⟨
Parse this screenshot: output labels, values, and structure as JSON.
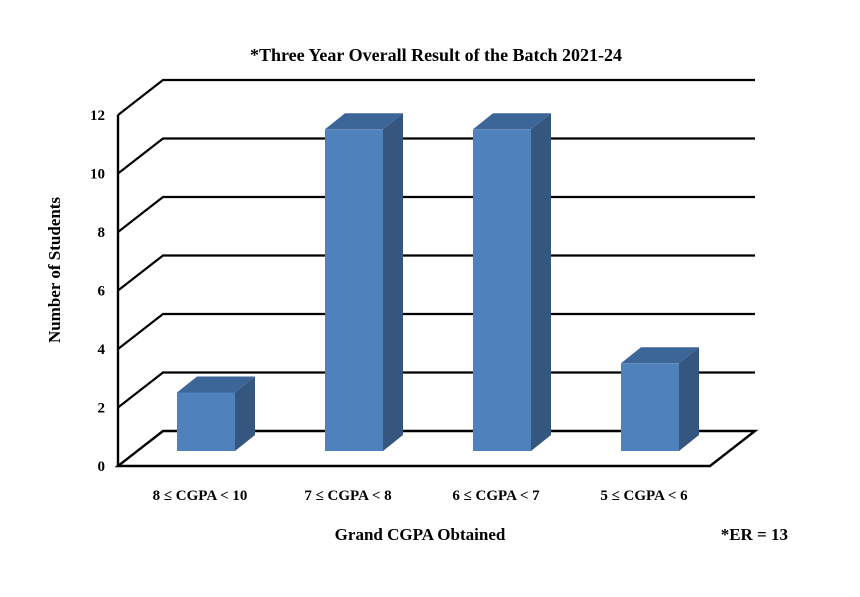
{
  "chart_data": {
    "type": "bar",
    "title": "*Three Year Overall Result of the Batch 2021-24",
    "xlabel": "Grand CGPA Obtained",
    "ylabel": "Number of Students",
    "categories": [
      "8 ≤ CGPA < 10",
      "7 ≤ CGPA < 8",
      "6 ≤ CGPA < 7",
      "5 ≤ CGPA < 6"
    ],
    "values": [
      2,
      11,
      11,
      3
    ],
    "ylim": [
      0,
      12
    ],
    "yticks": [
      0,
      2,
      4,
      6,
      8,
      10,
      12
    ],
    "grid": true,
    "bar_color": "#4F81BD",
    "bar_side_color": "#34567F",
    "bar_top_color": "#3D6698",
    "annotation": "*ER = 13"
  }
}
⟩
Challenge —
Looking at the data above, how many lines hold the word "CGPA"? Respond with the number alone.

Output for this task —
5